Aim of the exercise |
Where a line holds the string "obrębie", return that line.

::::::::::

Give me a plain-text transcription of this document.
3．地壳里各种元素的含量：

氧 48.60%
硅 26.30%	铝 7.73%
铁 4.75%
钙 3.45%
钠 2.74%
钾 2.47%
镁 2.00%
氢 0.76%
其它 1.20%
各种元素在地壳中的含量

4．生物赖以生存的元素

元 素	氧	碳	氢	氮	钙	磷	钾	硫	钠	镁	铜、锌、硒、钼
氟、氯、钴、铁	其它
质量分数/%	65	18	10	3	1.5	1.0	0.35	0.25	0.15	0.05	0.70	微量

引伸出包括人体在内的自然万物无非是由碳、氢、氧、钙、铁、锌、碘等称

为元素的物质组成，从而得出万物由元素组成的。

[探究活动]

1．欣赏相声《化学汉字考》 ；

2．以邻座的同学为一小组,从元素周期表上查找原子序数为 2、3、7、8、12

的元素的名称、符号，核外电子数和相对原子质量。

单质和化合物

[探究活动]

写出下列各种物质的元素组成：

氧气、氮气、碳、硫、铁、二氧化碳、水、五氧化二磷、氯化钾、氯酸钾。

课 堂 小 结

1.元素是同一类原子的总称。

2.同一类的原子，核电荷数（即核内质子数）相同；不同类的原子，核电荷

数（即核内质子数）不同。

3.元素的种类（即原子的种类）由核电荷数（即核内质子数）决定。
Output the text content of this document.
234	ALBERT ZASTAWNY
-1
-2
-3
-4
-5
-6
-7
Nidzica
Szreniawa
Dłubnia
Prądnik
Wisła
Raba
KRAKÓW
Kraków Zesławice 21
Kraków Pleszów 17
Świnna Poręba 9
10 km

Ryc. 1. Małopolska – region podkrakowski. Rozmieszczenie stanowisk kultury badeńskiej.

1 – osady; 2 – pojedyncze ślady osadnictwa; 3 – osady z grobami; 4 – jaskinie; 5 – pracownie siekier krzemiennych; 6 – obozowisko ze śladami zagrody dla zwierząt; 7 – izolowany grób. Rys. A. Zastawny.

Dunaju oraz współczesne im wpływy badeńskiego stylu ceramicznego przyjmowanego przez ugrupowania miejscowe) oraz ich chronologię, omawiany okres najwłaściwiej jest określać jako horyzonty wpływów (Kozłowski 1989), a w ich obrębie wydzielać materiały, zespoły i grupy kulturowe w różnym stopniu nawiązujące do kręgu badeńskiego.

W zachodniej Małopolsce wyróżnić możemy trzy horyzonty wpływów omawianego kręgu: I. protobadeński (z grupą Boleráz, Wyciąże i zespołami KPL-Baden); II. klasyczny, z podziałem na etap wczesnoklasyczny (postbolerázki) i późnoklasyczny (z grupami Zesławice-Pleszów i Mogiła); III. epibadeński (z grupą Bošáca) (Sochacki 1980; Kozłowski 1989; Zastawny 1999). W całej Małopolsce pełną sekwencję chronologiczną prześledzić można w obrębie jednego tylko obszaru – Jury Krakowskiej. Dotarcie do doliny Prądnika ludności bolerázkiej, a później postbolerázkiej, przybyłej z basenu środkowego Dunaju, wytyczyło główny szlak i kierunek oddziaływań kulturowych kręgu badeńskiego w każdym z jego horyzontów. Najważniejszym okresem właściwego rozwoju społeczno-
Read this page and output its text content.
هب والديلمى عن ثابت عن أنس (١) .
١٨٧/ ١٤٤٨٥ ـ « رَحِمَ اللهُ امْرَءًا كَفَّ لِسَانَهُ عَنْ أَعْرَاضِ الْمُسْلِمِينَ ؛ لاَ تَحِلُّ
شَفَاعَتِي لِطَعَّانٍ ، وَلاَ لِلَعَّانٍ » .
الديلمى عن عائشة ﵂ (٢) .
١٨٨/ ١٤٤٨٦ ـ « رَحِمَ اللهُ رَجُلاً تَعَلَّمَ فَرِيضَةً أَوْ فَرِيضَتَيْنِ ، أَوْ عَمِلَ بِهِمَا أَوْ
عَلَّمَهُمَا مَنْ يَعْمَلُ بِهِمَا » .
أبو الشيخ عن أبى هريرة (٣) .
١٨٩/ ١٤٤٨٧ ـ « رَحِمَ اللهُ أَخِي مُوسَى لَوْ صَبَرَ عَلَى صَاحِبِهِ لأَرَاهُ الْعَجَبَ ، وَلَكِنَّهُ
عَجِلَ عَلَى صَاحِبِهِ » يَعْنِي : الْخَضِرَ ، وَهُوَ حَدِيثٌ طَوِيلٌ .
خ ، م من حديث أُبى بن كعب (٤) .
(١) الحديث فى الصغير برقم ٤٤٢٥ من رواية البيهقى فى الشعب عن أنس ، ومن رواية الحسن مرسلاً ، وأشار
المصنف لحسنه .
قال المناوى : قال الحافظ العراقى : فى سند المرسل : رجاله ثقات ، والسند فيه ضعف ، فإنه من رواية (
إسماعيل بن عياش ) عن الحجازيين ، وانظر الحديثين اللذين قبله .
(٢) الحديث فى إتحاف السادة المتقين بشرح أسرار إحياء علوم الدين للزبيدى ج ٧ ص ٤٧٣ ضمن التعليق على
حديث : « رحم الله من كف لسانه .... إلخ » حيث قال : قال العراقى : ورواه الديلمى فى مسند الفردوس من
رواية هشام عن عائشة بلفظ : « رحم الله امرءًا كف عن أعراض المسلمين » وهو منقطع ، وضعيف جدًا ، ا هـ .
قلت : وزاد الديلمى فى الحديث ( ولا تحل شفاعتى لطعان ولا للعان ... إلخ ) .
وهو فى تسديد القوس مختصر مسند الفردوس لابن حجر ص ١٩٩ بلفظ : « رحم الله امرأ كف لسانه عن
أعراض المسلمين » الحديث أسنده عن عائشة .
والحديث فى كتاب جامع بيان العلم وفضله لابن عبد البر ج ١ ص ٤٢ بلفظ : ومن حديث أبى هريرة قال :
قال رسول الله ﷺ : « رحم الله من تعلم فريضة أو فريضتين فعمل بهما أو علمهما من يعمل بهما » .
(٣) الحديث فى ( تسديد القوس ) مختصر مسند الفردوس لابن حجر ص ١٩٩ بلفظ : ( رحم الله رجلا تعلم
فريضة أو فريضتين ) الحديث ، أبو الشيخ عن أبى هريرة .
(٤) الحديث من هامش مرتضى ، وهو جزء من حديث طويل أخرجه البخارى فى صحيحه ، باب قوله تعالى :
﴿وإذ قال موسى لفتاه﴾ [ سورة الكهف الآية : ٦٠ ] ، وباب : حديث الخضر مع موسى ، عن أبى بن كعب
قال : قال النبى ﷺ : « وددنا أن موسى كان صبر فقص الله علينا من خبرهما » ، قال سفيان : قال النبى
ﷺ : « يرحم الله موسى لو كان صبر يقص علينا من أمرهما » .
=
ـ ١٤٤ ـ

::::::::::

Expected output |
Dunaju oraz współczesne im wpływy badeńskiego stylu ceramicznego przyjmowanego przez ugrupowania miejscowe) oraz ich chronologię, omawiany okres najwłaściwiej jest określać jako horyzonty wpływów (Kozłowski 1989), a w ich obrębie wydzielać materiały, zespoły i grupy kulturowe w różnym stopniu nawiązujące do kręgu badeńskiego.
W zachodniej Małopolsce wyróżnić możemy trzy horyzonty wpływów omawianego kręgu: I. protobadeński (z grupą Boleráz, Wyciąże i zespołami KPL-Baden); II. klasyczny, z podziałem na etap wczesnoklasyczny (postbolerázki) i późnoklasyczny (z grupami Zesławice-Pleszów i Mogiła); III. epibadeński (z grupą Bošáca) (Sochacki 1980; Kozłowski 1989; Zastawny 1999). W całej Małopolsce pełną sekwencję chronologiczną prześledzić można w obrębie jednego tylko obszaru – Jury Krakowskiej. Dotarcie do doliny Prądnika ludności bolerázkiej, a później postbolerázkiej, przybyłej z basenu środkowego Dunaju, wytyczyło główny szlak i kierunek oddziaływań kulturowych kręgu badeńskiego w każdym z jego horyzontów. Najważniejszym okresem właściwego rozwoju społeczno-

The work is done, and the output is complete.